### WHAT IS NEEDED
Print every entry, word for word, and skip the images.

(Rows from a figure dataset)

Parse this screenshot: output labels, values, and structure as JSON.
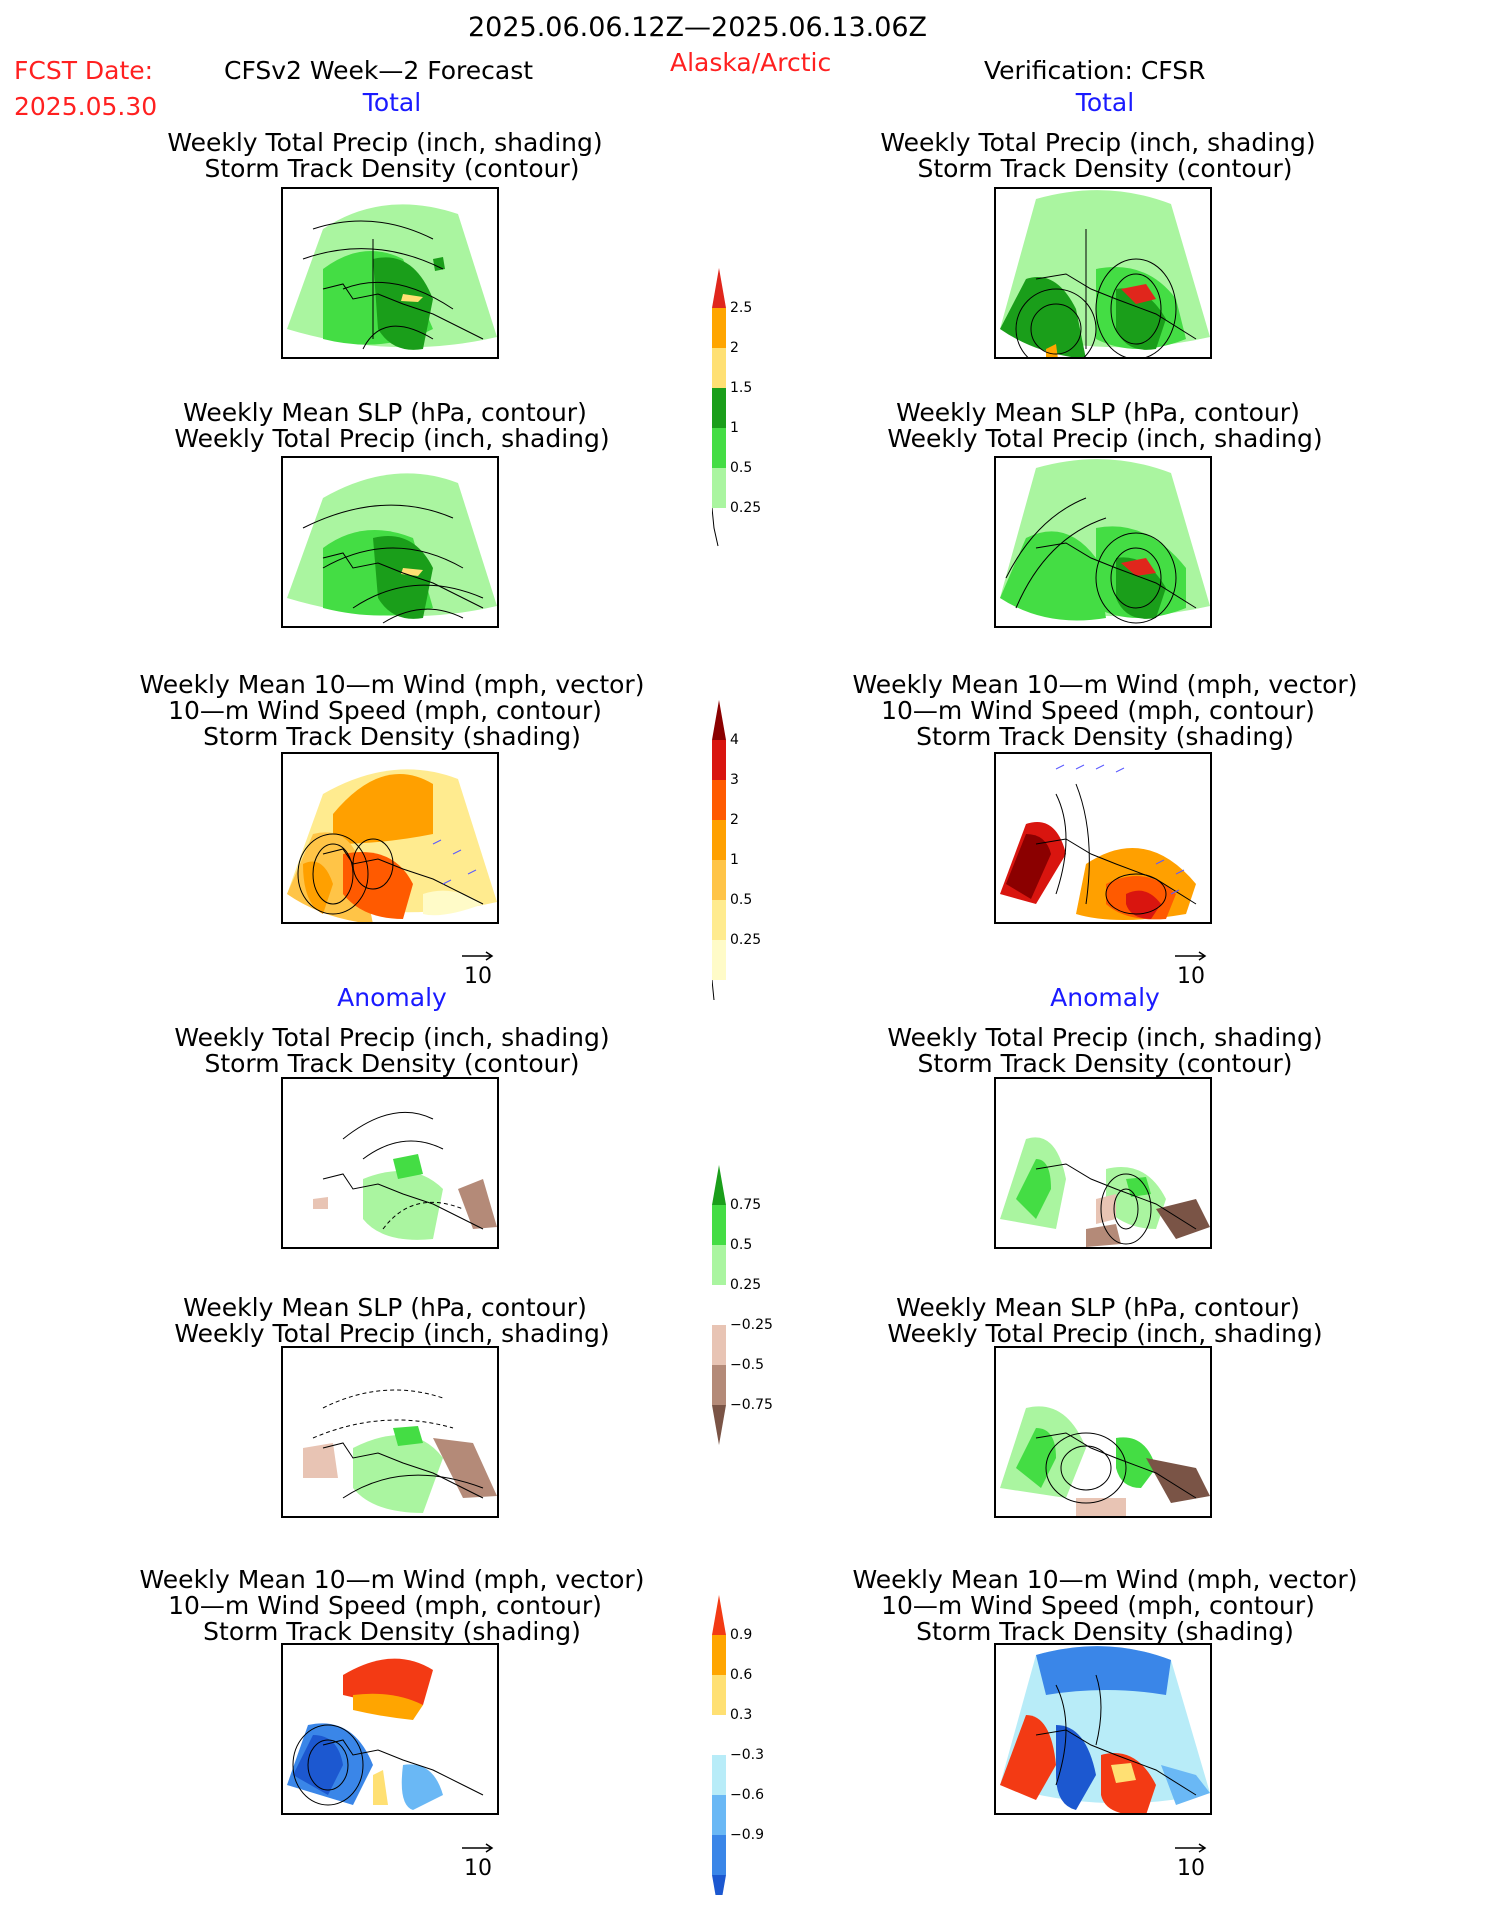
{
  "header": {
    "date_range": "2025.06.06.12Z—2025.06.13.06Z",
    "fcst_label": "FCST Date:",
    "fcst_date": "2025.05.30",
    "model": "CFSv2 Week—2 Forecast",
    "region": "Alaska/Arctic",
    "verification": "Verification: CFSR"
  },
  "sections": {
    "total": "Total",
    "anomaly": "Anomaly"
  },
  "panel_titles": {
    "precip_storm": [
      "Weekly Total Precip (inch, shading)",
      "Storm Track Density (contour)"
    ],
    "slp_precip": [
      "Weekly Mean SLP (hPa, contour)",
      "Weekly Total Precip (inch, shading)"
    ],
    "wind_storm": [
      "Weekly Mean 10—m Wind (mph, vector)",
      "10—m Wind Speed (mph, contour)",
      "Storm Track Density (shading)"
    ]
  },
  "vector_reference": "10",
  "colorbars": [
    {
      "name": "total-precip",
      "ticks": [
        "2.5",
        "2",
        "1.5",
        "1",
        "0.5",
        "0.25"
      ],
      "colors": [
        "#e0261c",
        "#ffa500",
        "#ffe073",
        "#1a9e1a",
        "#44dd44",
        "#aaf5a0"
      ]
    },
    {
      "name": "total-storm-density",
      "ticks": [
        "4",
        "3",
        "2",
        "1",
        "0.5",
        "0.25"
      ],
      "colors": [
        "#8b0000",
        "#d9150f",
        "#ff5a00",
        "#ffa000",
        "#ffc447",
        "#ffeb8f",
        "#fffbc8"
      ]
    },
    {
      "name": "anomaly-precip",
      "ticks": [
        "0.75",
        "0.5",
        "0.25",
        "−0.25",
        "−0.5",
        "−0.75"
      ],
      "colors": [
        "#1a9e1a",
        "#44dd44",
        "#aaf5a0",
        "#ffffff",
        "#e8c4b4",
        "#b48a78",
        "#7a5446"
      ]
    },
    {
      "name": "anomaly-storm-density",
      "ticks": [
        "0.9",
        "0.6",
        "0.3",
        "−0.3",
        "−0.6",
        "−0.9"
      ],
      "colors": [
        "#f33a14",
        "#ffa500",
        "#ffe073",
        "#ffffff",
        "#b8ecf8",
        "#6ab8f5",
        "#3a86e8",
        "#1c58d0"
      ]
    }
  ]
}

### SOLUTION FOR THIS PROBLEM
Parse this screenshot: output labels, values, and structure as JSON.
{
  "header": {
    "date_range": "2025.06.06.12Z—2025.06.13.06Z",
    "fcst_label": "FCST Date:",
    "fcst_date": "2025.05.30",
    "model": "CFSv2 Week—2 Forecast",
    "region": "Alaska/Arctic",
    "verification": "Verification: CFSR"
  },
  "sections": {
    "total": "Total",
    "anomaly": "Anomaly"
  },
  "panel_titles": {
    "precip_storm": [
      "Weekly Total Precip (inch, shading)",
      "Storm Track Density (contour)"
    ],
    "slp_precip": [
      "Weekly Mean SLP (hPa, contour)",
      "Weekly Total Precip (inch, shading)"
    ],
    "wind_storm": [
      "Weekly Mean 10—m Wind (mph, vector)",
      "10—m Wind Speed (mph, contour)",
      "Storm Track Density (shading)"
    ]
  },
  "vector_reference": "10",
  "colorbars": [
    {
      "name": "total-precip",
      "ticks": [
        "2.5",
        "2",
        "1.5",
        "1",
        "0.5",
        "0.25"
      ],
      "colors": [
        "#e0261c",
        "#ffa500",
        "#ffe073",
        "#1a9e1a",
        "#44dd44",
        "#aaf5a0"
      ]
    },
    {
      "name": "total-storm-density",
      "ticks": [
        "4",
        "3",
        "2",
        "1",
        "0.5",
        "0.25"
      ],
      "colors": [
        "#8b0000",
        "#d9150f",
        "#ff5a00",
        "#ffa000",
        "#ffc447",
        "#ffeb8f",
        "#fffbc8"
      ]
    },
    {
      "name": "anomaly-precip",
      "ticks": [
        "0.75",
        "0.5",
        "0.25",
        "−0.25",
        "−0.5",
        "−0.75"
      ],
      "colors": [
        "#1a9e1a",
        "#44dd44",
        "#aaf5a0",
        "#ffffff",
        "#e8c4b4",
        "#b48a78",
        "#7a5446"
      ]
    },
    {
      "name": "anomaly-storm-density",
      "ticks": [
        "0.9",
        "0.6",
        "0.3",
        "−0.3",
        "−0.6",
        "−0.9"
      ],
      "colors": [
        "#f33a14",
        "#ffa500",
        "#ffe073",
        "#ffffff",
        "#b8ecf8",
        "#6ab8f5",
        "#3a86e8",
        "#1c58d0"
      ]
    }
  ]
}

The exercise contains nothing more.